WHAT IS NEEDED: Each entry below is to be written out exactly, and the pictures are to be left out.

SUPPLIED RECORDS:
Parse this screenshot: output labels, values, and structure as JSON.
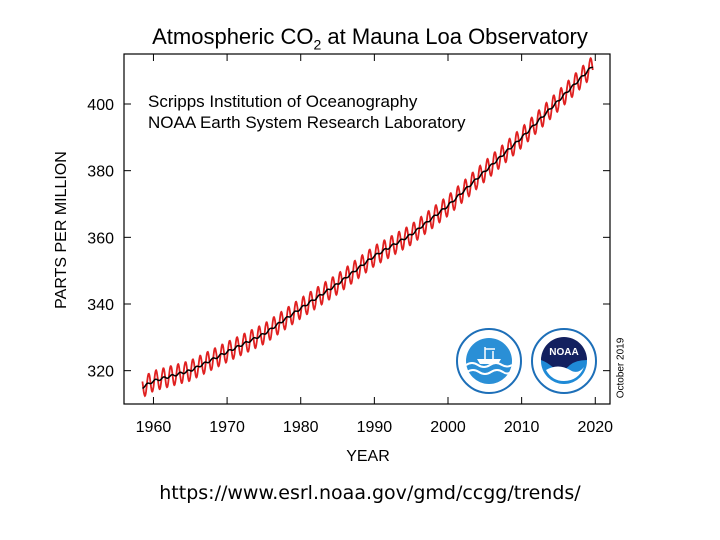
{
  "title_main": "Atmospheric CO",
  "title_sub": "2",
  "title_rest": " at Mauna Loa Observatory",
  "notes": [
    "Scripps Institution of Oceanography",
    "NOAA Earth System Research Laboratory"
  ],
  "date_label": "October 2019",
  "url": "https://www.esrl.noaa.gov/gmd/ccgg/trends/",
  "logos": [
    "noaa-research-logo",
    "noaa-logo"
  ],
  "logo_text": "NOAA",
  "colors": {
    "monthly": "#e02020",
    "trend": "#000000"
  },
  "chart_data": {
    "type": "line",
    "xlabel": "YEAR",
    "ylabel": "PARTS PER MILLION",
    "xlim": [
      1956,
      2022
    ],
    "ylim": [
      310,
      415
    ],
    "xticks": [
      1960,
      1970,
      1980,
      1990,
      2000,
      2010,
      2020
    ],
    "yticks": [
      320,
      340,
      360,
      380,
      400
    ],
    "seasonal_amplitude_ppm": 3,
    "series": [
      {
        "role": "trend",
        "x": [
          1958.5,
          1960,
          1965,
          1970,
          1975,
          1980,
          1985,
          1990,
          1995,
          2000,
          2005,
          2010,
          2015,
          2019.7
        ],
        "y": [
          315,
          316.9,
          320,
          325.6,
          331,
          338.7,
          346,
          354.4,
          360.8,
          369.5,
          379.8,
          389.9,
          401,
          411.5
        ]
      },
      {
        "role": "monthly",
        "x": [
          1958.5,
          1960,
          1965,
          1970,
          1975,
          1980,
          1985,
          1990,
          1995,
          2000,
          2005,
          2010,
          2015,
          2019.7
        ],
        "y": [
          315,
          316.9,
          320,
          325.6,
          331,
          338.7,
          346,
          354.4,
          360.8,
          369.5,
          379.8,
          389.9,
          401,
          411.5
        ]
      }
    ]
  }
}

ANSWER:
Parse this screenshot: output labels, values, and structure as JSON.
{
  "title_main": "Atmospheric CO",
  "title_sub": "2",
  "title_rest": " at Mauna Loa Observatory",
  "notes": [
    "Scripps Institution of Oceanography",
    "NOAA Earth System Research Laboratory"
  ],
  "date_label": "October 2019",
  "url": "https://www.esrl.noaa.gov/gmd/ccgg/trends/",
  "logos": [
    "noaa-research-logo",
    "noaa-logo"
  ],
  "logo_text": "NOAA",
  "colors": {
    "monthly": "#e02020",
    "trend": "#000000"
  },
  "chart_data": {
    "type": "line",
    "xlabel": "YEAR",
    "ylabel": "PARTS PER MILLION",
    "xlim": [
      1956,
      2022
    ],
    "ylim": [
      310,
      415
    ],
    "xticks": [
      1960,
      1970,
      1980,
      1990,
      2000,
      2010,
      2020
    ],
    "yticks": [
      320,
      340,
      360,
      380,
      400
    ],
    "seasonal_amplitude_ppm": 3,
    "series": [
      {
        "role": "trend",
        "x": [
          1958.5,
          1960,
          1965,
          1970,
          1975,
          1980,
          1985,
          1990,
          1995,
          2000,
          2005,
          2010,
          2015,
          2019.7
        ],
        "y": [
          315,
          316.9,
          320,
          325.6,
          331,
          338.7,
          346,
          354.4,
          360.8,
          369.5,
          379.8,
          389.9,
          401,
          411.5
        ]
      },
      {
        "role": "monthly",
        "x": [
          1958.5,
          1960,
          1965,
          1970,
          1975,
          1980,
          1985,
          1990,
          1995,
          2000,
          2005,
          2010,
          2015,
          2019.7
        ],
        "y": [
          315,
          316.9,
          320,
          325.6,
          331,
          338.7,
          346,
          354.4,
          360.8,
          369.5,
          379.8,
          389.9,
          401,
          411.5
        ]
      }
    ]
  }
}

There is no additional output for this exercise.